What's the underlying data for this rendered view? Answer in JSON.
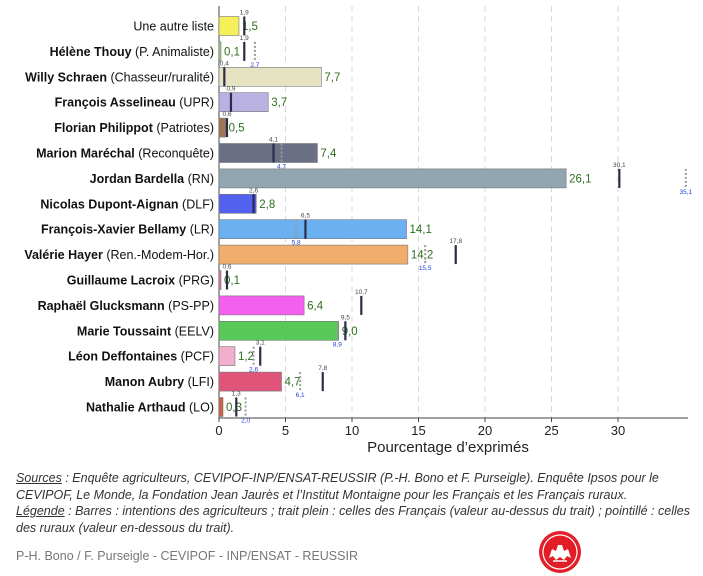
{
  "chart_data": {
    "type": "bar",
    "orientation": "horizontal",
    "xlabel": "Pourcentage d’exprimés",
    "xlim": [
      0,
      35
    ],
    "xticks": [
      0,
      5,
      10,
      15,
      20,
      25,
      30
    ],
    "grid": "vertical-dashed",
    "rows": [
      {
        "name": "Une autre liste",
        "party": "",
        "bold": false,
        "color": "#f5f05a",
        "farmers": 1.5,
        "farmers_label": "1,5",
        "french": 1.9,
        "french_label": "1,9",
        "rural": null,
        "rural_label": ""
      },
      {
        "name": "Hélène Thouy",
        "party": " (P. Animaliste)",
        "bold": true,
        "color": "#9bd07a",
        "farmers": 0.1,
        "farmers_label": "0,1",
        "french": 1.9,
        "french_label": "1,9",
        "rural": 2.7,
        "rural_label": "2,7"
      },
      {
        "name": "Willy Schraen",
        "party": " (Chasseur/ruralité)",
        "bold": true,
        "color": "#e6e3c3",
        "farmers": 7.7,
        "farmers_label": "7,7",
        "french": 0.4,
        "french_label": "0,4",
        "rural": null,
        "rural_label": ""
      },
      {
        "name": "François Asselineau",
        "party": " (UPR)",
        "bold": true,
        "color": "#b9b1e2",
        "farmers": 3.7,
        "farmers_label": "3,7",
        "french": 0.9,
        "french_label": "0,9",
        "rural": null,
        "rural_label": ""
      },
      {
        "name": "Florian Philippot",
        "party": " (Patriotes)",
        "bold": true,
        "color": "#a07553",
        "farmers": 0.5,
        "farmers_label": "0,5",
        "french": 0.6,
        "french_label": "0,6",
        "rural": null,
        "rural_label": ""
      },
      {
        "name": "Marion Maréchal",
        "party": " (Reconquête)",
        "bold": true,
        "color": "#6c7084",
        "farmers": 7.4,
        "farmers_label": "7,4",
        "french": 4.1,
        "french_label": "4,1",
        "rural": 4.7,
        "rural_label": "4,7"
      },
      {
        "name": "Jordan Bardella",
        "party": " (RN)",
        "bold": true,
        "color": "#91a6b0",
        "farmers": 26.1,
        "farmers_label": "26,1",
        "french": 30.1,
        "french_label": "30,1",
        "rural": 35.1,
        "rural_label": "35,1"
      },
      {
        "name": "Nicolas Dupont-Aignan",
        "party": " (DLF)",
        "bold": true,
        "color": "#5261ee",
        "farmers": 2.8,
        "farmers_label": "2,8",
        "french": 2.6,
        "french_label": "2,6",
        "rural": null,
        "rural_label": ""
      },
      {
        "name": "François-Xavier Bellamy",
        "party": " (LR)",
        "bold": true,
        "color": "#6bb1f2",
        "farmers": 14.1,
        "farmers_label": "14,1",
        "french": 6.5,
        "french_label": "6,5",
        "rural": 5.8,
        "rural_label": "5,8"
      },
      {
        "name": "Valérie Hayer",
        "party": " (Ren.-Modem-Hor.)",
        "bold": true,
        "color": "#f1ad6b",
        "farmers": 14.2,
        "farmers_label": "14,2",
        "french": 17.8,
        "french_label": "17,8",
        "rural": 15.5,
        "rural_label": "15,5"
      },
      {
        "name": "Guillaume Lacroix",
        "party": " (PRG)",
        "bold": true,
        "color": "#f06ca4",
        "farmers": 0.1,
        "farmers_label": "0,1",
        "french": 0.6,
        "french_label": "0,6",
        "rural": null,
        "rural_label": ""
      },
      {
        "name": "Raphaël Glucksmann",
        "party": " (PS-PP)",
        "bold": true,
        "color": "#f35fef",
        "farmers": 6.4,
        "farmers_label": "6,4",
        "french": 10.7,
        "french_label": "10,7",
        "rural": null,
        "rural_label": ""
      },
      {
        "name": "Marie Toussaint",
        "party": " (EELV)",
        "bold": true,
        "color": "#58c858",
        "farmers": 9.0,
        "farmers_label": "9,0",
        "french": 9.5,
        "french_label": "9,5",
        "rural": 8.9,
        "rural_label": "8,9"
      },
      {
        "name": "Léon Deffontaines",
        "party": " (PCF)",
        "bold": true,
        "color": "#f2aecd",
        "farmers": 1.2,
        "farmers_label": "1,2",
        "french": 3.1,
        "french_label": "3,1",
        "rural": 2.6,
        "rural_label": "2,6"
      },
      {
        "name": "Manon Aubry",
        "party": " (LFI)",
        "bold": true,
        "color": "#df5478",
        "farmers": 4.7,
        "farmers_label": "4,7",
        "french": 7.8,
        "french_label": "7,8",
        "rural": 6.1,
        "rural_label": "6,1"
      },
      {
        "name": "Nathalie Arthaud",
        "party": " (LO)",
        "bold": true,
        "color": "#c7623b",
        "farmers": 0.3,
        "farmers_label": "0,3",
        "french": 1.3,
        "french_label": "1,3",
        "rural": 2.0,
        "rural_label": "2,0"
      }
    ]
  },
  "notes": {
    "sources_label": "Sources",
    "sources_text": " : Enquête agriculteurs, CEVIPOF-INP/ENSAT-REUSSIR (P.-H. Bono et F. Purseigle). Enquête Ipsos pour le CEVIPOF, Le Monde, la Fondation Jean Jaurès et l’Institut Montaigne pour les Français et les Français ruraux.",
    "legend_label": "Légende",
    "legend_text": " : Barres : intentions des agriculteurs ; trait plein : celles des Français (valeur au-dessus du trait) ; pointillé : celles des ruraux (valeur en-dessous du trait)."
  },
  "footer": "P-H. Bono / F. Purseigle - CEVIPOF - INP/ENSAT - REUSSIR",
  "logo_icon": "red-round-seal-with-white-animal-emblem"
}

□ □ □ □

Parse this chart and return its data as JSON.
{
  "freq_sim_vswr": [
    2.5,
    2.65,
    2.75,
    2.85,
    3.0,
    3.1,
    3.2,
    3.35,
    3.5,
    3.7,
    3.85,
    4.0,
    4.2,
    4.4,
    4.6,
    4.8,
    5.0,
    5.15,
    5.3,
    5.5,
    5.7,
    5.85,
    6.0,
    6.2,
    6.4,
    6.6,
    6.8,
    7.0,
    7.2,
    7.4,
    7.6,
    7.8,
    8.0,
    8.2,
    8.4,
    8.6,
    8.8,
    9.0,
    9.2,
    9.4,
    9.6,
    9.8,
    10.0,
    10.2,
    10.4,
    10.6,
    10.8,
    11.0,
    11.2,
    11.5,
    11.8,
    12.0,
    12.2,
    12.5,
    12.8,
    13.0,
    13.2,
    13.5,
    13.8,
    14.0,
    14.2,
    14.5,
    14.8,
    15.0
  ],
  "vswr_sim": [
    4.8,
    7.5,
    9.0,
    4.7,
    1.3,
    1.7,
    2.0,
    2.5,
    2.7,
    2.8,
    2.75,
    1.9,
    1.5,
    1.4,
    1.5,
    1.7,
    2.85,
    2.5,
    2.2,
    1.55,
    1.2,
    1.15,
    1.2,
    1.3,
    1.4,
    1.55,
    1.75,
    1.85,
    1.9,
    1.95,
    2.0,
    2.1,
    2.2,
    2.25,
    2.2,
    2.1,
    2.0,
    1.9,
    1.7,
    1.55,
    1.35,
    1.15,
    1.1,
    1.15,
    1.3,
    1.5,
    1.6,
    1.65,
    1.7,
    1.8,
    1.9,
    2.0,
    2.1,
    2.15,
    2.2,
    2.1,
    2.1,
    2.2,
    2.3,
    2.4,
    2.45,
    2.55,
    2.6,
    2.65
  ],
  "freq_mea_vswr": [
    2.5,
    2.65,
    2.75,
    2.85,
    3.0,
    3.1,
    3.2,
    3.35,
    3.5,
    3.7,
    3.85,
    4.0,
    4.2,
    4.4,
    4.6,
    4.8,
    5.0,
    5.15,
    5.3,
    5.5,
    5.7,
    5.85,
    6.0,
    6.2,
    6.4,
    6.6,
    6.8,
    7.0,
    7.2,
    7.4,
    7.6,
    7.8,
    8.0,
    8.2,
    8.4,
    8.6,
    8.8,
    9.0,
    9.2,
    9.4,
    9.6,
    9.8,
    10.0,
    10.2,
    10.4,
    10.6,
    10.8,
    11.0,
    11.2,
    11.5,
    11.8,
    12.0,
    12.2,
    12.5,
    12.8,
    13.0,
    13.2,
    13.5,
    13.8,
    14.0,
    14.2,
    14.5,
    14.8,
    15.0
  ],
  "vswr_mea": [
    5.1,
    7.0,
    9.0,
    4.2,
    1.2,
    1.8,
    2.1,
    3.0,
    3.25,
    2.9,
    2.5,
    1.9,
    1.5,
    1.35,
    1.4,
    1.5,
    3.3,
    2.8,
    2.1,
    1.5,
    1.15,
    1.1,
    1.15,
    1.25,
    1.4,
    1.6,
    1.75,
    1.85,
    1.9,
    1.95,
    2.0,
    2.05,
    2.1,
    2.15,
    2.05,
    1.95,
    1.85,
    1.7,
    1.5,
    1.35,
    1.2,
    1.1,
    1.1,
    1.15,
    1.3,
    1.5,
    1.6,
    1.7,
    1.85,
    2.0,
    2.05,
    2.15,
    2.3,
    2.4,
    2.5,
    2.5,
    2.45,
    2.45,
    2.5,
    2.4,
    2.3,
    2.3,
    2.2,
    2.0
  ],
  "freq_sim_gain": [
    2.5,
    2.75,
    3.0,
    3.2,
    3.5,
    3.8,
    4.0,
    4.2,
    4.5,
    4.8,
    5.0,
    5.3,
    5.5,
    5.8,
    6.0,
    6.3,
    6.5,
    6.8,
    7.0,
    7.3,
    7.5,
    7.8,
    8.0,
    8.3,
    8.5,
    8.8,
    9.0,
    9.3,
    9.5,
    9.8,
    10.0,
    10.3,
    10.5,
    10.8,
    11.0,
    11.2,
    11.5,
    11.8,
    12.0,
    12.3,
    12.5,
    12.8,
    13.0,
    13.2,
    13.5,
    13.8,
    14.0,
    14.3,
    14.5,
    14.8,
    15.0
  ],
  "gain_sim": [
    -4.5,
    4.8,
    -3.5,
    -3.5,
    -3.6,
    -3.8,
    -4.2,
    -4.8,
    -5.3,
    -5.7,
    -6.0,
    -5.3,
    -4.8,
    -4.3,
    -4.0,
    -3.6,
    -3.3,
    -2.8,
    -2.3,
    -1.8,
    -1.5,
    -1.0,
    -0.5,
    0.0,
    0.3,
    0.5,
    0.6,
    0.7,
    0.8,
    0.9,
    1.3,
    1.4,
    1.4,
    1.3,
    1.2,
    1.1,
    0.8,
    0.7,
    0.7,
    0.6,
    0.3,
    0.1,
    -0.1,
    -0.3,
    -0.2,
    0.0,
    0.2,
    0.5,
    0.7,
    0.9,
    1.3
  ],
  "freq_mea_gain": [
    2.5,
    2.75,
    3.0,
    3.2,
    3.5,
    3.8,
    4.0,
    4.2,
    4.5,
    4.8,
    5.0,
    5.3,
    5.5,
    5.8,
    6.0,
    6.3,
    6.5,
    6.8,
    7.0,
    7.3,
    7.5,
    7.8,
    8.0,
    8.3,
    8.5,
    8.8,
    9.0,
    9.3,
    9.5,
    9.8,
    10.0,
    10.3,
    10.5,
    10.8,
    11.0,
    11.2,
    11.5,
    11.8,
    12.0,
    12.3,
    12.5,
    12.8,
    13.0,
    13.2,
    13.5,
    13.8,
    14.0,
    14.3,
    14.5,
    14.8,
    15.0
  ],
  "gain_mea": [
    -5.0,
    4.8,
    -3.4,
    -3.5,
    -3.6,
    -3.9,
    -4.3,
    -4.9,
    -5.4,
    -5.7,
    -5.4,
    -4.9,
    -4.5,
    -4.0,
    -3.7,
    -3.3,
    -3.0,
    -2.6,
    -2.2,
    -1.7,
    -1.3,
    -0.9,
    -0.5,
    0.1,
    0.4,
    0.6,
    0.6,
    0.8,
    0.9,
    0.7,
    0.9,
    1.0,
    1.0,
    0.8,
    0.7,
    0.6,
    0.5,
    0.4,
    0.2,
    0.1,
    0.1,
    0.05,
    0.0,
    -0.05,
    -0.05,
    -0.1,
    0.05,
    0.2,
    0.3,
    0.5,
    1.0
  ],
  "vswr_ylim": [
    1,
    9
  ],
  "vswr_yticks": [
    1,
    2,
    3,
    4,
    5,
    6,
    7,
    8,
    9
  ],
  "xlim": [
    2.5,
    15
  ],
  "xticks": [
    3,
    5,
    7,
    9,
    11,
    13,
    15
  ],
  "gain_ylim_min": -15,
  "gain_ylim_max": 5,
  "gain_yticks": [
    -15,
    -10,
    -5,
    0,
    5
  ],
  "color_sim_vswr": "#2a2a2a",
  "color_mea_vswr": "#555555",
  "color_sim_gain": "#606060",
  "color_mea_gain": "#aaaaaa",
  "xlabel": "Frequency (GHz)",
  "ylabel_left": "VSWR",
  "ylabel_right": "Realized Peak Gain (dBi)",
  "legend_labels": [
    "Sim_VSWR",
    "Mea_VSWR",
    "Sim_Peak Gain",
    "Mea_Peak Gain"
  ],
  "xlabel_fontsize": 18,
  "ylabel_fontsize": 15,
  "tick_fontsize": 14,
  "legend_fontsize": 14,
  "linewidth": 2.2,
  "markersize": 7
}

□ □ □ □

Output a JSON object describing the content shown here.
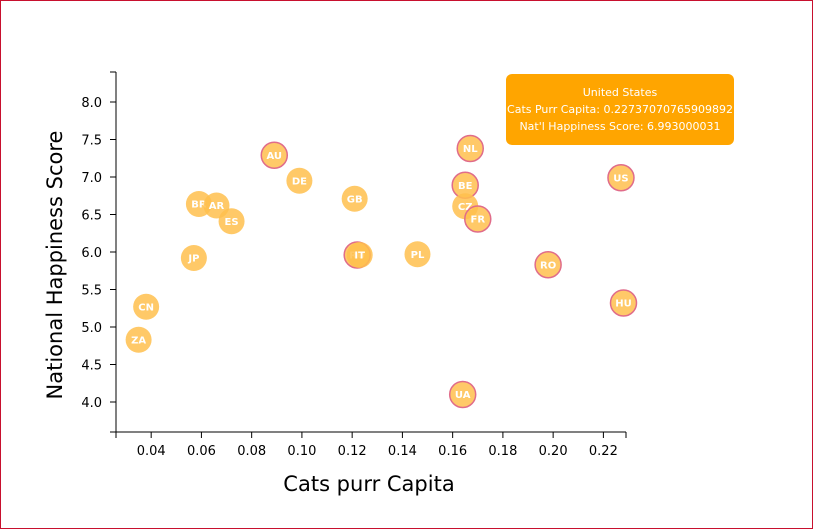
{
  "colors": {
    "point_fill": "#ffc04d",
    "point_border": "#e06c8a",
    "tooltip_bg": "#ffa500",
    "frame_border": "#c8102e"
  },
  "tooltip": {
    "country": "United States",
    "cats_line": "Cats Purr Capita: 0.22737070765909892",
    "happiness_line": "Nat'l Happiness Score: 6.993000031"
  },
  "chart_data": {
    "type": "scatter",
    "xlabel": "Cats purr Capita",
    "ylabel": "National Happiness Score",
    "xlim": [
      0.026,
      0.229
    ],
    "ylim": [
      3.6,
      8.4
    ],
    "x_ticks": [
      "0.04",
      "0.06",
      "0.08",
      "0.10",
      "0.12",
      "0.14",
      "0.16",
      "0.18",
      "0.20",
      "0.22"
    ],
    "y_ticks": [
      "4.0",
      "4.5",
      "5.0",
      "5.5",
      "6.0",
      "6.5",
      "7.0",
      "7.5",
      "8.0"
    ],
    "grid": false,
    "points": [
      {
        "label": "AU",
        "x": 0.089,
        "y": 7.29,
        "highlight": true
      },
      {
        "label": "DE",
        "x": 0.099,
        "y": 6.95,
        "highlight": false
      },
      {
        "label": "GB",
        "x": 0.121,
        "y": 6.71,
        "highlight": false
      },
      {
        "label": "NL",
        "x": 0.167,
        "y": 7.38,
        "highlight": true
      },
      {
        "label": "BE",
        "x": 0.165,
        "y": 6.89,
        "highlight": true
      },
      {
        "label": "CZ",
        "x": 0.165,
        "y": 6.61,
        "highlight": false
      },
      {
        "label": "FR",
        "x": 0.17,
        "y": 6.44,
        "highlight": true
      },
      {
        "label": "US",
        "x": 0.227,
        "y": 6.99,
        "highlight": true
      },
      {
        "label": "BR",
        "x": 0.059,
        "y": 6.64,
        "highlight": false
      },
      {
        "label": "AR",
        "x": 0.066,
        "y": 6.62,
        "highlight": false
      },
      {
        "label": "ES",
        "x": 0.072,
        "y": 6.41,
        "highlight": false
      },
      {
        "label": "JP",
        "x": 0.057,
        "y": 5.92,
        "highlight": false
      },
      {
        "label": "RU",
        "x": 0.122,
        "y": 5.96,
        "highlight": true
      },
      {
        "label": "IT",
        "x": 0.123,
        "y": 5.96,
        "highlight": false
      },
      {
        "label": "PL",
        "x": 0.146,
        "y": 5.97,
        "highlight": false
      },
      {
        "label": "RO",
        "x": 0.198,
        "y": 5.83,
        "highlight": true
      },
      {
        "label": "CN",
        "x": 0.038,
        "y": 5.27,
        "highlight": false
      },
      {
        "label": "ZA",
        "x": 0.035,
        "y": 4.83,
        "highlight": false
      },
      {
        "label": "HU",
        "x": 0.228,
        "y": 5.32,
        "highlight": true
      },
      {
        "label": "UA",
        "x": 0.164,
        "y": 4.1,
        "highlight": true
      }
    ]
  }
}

□ □ □ □

* **AIM**
Only a number is wanted: how many lines above include "CEVIPOF"?

* **SOLUTION BELOW**
2